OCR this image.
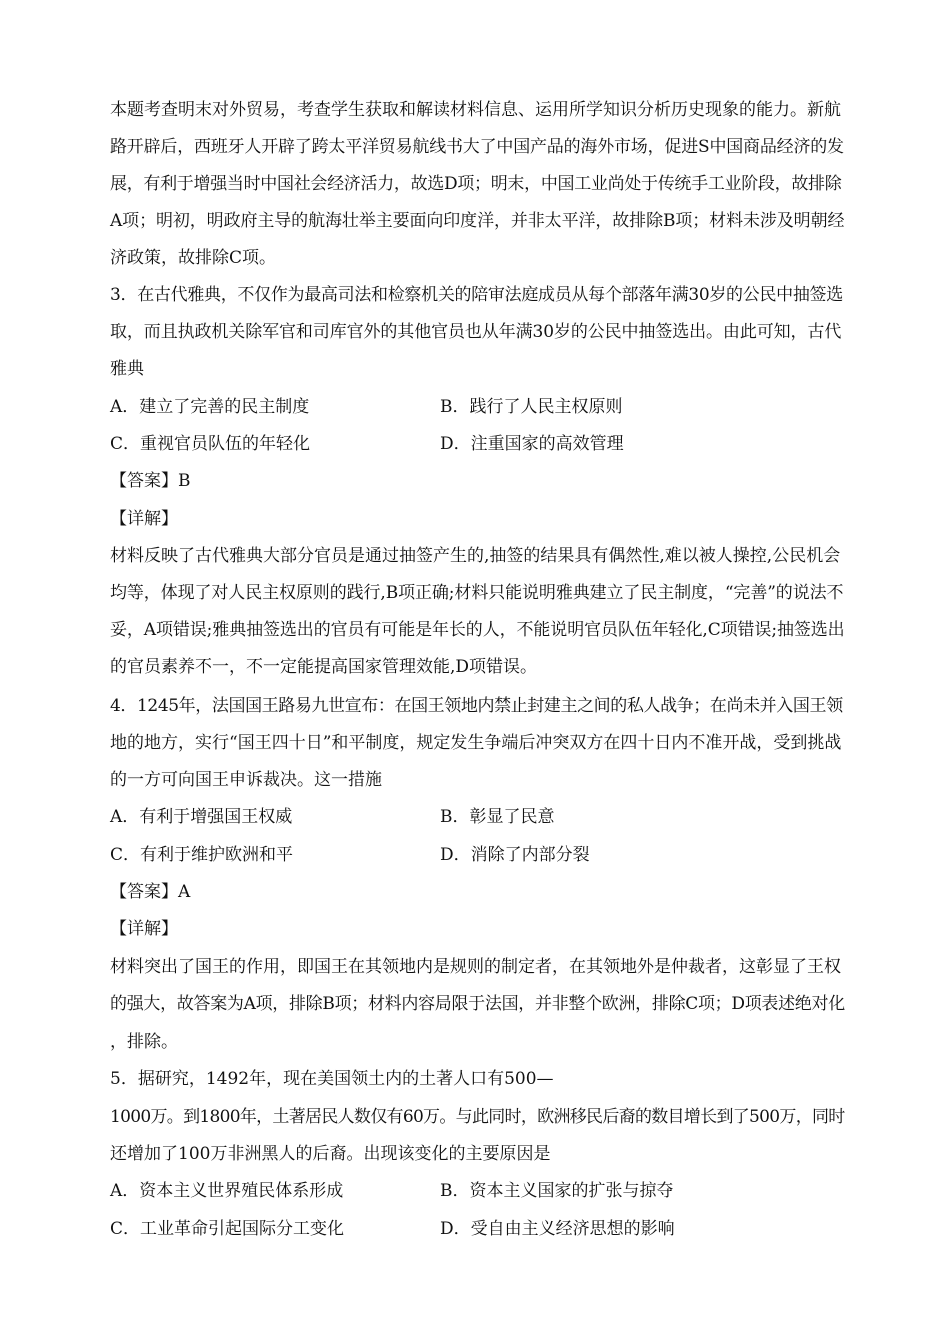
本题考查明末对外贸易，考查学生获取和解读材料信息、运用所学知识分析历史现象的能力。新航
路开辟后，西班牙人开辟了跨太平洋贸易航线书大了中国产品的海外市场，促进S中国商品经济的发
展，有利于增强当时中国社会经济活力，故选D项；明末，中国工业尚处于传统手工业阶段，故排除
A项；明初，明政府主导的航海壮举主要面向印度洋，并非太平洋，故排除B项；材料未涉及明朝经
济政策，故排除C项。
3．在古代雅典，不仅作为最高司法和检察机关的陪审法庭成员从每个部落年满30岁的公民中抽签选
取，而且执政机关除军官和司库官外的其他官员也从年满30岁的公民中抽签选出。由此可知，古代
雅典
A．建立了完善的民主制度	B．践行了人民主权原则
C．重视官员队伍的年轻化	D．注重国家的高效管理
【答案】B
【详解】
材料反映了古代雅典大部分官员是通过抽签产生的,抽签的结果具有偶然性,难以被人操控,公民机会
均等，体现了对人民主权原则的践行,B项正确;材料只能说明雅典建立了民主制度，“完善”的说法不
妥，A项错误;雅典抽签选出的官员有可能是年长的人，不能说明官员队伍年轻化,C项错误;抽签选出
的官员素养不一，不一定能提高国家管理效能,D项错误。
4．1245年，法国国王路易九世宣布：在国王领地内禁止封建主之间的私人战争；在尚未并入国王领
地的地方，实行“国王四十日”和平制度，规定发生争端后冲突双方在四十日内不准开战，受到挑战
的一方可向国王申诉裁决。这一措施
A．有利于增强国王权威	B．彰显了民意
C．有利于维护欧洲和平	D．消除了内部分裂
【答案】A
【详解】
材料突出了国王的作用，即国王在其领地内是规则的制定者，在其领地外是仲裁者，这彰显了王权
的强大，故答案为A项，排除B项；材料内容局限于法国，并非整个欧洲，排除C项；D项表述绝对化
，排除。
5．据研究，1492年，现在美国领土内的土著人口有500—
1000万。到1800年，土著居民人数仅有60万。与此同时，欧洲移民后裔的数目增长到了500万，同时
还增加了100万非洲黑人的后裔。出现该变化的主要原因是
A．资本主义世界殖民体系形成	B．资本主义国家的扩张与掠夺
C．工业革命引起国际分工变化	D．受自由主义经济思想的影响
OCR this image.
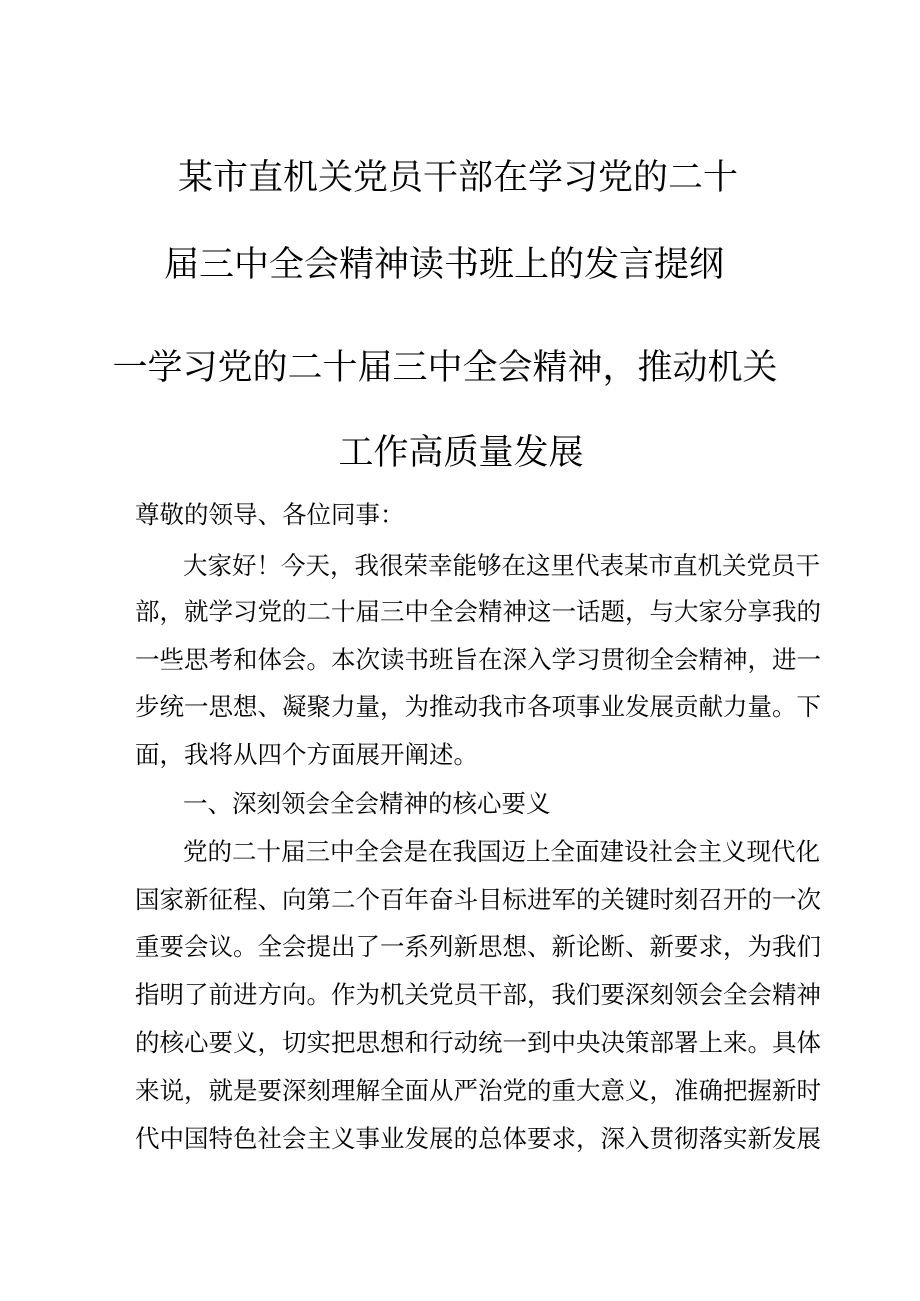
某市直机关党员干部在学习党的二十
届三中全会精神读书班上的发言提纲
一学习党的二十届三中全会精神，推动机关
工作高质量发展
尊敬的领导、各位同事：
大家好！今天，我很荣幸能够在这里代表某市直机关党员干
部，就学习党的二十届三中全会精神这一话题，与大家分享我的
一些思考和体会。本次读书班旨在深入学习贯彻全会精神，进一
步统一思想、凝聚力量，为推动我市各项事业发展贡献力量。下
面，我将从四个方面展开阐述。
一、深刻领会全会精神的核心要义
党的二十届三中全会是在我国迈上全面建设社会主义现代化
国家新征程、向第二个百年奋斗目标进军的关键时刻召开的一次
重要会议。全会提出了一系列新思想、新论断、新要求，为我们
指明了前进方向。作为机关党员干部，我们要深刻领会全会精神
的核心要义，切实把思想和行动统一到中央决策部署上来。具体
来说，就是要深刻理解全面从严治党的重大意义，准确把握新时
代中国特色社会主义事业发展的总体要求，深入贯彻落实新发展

------

**The task**
Exactly as written, return every line of the listing, but not the pictures.

**Exercise result**
OCR this image.
本题考查明末对外贸易，考查学生获取和解读材料信息、运用所学知识分析历史现象的能力。新航
路开辟后，西班牙人开辟了跨太平洋贸易航线书大了中国产品的海外市场，促进S中国商品经济的发
展，有利于增强当时中国社会经济活力，故选D项；明末，中国工业尚处于传统手工业阶段，故排除
A项；明初，明政府主导的航海壮举主要面向印度洋，并非太平洋，故排除B项；材料未涉及明朝经
济政策，故排除C项。
3．在古代雅典，不仅作为最高司法和检察机关的陪审法庭成员从每个部落年满30岁的公民中抽签选
取，而且执政机关除军官和司库官外的其他官员也从年满30岁的公民中抽签选出。由此可知，古代
雅典
A．建立了完善的民主制度	B．践行了人民主权原则
C．重视官员队伍的年轻化	D．注重国家的高效管理
【答案】B
【详解】
材料反映了古代雅典大部分官员是通过抽签产生的,抽签的结果具有偶然性,难以被人操控,公民机会
均等，体现了对人民主权原则的践行,B项正确;材料只能说明雅典建立了民主制度，“完善”的说法不
妥，A项错误;雅典抽签选出的官员有可能是年长的人，不能说明官员队伍年轻化,C项错误;抽签选出
的官员素养不一，不一定能提高国家管理效能,D项错误。
4．1245年，法国国王路易九世宣布：在国王领地内禁止封建主之间的私人战争；在尚未并入国王领
地的地方，实行“国王四十日”和平制度，规定发生争端后冲突双方在四十日内不准开战，受到挑战
的一方可向国王申诉裁决。这一措施
A．有利于增强国王权威	B．彰显了民意
C．有利于维护欧洲和平	D．消除了内部分裂
【答案】A
【详解】
材料突出了国王的作用，即国王在其领地内是规则的制定者，在其领地外是仲裁者，这彰显了王权
的强大，故答案为A项，排除B项；材料内容局限于法国，并非整个欧洲，排除C项；D项表述绝对化
，排除。
5．据研究，1492年，现在美国领土内的土著人口有500—
1000万。到1800年，土著居民人数仅有60万。与此同时，欧洲移民后裔的数目增长到了500万，同时
还增加了100万非洲黑人的后裔。出现该变化的主要原因是
A．资本主义世界殖民体系形成	B．资本主义国家的扩张与掠夺
C．工业革命引起国际分工变化	D．受自由主义经济思想的影响
OCR this image.
某市直机关党员干部在学习党的二十
届三中全会精神读书班上的发言提纲
一学习党的二十届三中全会精神，推动机关
工作高质量发展
尊敬的领导、各位同事：
大家好！今天，我很荣幸能够在这里代表某市直机关党员干
部，就学习党的二十届三中全会精神这一话题，与大家分享我的
一些思考和体会。本次读书班旨在深入学习贯彻全会精神，进一
步统一思想、凝聚力量，为推动我市各项事业发展贡献力量。下
面，我将从四个方面展开阐述。
一、深刻领会全会精神的核心要义
党的二十届三中全会是在我国迈上全面建设社会主义现代化
国家新征程、向第二个百年奋斗目标进军的关键时刻召开的一次
重要会议。全会提出了一系列新思想、新论断、新要求，为我们
指明了前进方向。作为机关党员干部，我们要深刻领会全会精神
的核心要义，切实把思想和行动统一到中央决策部署上来。具体
来说，就是要深刻理解全面从严治党的重大意义，准确把握新时
代中国特色社会主义事业发展的总体要求，深入贯彻落实新发展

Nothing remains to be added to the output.